**GIVEN INFORMATION:**
____
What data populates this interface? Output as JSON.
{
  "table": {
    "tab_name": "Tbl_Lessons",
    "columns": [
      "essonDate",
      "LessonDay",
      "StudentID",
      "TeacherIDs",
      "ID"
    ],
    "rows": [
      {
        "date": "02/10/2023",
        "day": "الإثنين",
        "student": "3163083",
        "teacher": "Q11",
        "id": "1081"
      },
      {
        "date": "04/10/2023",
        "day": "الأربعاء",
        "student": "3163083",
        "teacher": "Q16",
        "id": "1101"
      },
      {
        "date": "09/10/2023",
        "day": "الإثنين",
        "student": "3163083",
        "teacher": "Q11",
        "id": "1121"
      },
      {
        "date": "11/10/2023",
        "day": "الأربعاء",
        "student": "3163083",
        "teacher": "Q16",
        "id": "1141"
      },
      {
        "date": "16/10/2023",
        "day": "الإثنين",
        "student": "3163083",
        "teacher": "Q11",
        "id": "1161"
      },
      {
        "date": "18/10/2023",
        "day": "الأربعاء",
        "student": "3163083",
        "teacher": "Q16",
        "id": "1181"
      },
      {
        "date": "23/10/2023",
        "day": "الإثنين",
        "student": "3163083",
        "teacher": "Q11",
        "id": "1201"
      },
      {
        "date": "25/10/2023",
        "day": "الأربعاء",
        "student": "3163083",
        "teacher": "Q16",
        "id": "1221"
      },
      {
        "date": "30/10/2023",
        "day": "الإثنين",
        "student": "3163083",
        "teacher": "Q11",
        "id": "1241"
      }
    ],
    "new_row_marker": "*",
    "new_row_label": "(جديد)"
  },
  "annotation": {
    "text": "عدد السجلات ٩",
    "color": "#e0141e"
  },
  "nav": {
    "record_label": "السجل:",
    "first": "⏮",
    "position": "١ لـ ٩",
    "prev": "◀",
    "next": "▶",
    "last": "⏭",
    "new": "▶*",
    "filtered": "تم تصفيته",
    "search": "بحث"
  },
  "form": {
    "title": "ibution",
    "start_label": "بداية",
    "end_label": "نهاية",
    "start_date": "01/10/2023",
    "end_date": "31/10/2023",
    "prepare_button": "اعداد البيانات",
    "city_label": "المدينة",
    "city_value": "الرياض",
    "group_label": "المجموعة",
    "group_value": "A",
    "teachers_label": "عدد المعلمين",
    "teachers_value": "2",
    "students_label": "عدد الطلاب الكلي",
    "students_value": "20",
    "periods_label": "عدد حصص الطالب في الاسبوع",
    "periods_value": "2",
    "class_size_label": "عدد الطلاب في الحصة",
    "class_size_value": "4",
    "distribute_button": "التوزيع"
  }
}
____
**DIRECTION:** Reproduce every record above exactly as it appears.

**RESULT:**
What data populates this interface? Output as JSON.
{
  "table": {
    "tab_name": "Tbl_Lessons",
    "columns": [
      "essonDate",
      "LessonDay",
      "StudentID",
      "TeacherIDs",
      "ID"
    ],
    "rows": [
      {
        "date": "02/10/2023",
        "day": "الإثنين",
        "student": "3163083",
        "teacher": "Q11",
        "id": "1081"
      },
      {
        "date": "04/10/2023",
        "day": "الأربعاء",
        "student": "3163083",
        "teacher": "Q16",
        "id": "1101"
      },
      {
        "date": "09/10/2023",
        "day": "الإثنين",
        "student": "3163083",
        "teacher": "Q11",
        "id": "1121"
      },
      {
        "date": "11/10/2023",
        "day": "الأربعاء",
        "student": "3163083",
        "teacher": "Q16",
        "id": "1141"
      },
      {
        "date": "16/10/2023",
        "day": "الإثنين",
        "student": "3163083",
        "teacher": "Q11",
        "id": "1161"
      },
      {
        "date": "18/10/2023",
        "day": "الأربعاء",
        "student": "3163083",
        "teacher": "Q16",
        "id": "1181"
      },
      {
        "date": "23/10/2023",
        "day": "الإثنين",
        "student": "3163083",
        "teacher": "Q11",
        "id": "1201"
      },
      {
        "date": "25/10/2023",
        "day": "الأربعاء",
        "student": "3163083",
        "teacher": "Q16",
        "id": "1221"
      },
      {
        "date": "30/10/2023",
        "day": "الإثنين",
        "student": "3163083",
        "teacher": "Q11",
        "id": "1241"
      }
    ],
    "new_row_marker": "*",
    "new_row_label": "(جديد)"
  },
  "annotation": {
    "text": "عدد السجلات ٩",
    "color": "#e0141e"
  },
  "nav": {
    "record_label": "السجل:",
    "first": "⏮",
    "position": "١ لـ ٩",
    "prev": "◀",
    "next": "▶",
    "last": "⏭",
    "new": "▶*",
    "filtered": "تم تصفيته",
    "search": "بحث"
  },
  "form": {
    "title": "ibution",
    "start_label": "بداية",
    "end_label": "نهاية",
    "start_date": "01/10/2023",
    "end_date": "31/10/2023",
    "prepare_button": "اعداد البيانات",
    "city_label": "المدينة",
    "city_value": "الرياض",
    "group_label": "المجموعة",
    "group_value": "A",
    "teachers_label": "عدد المعلمين",
    "teachers_value": "2",
    "students_label": "عدد الطلاب الكلي",
    "students_value": "20",
    "periods_label": "عدد حصص الطالب في الاسبوع",
    "periods_value": "2",
    "class_size_label": "عدد الطلاب في الحصة",
    "class_size_value": "4",
    "distribute_button": "التوزيع"
  }
}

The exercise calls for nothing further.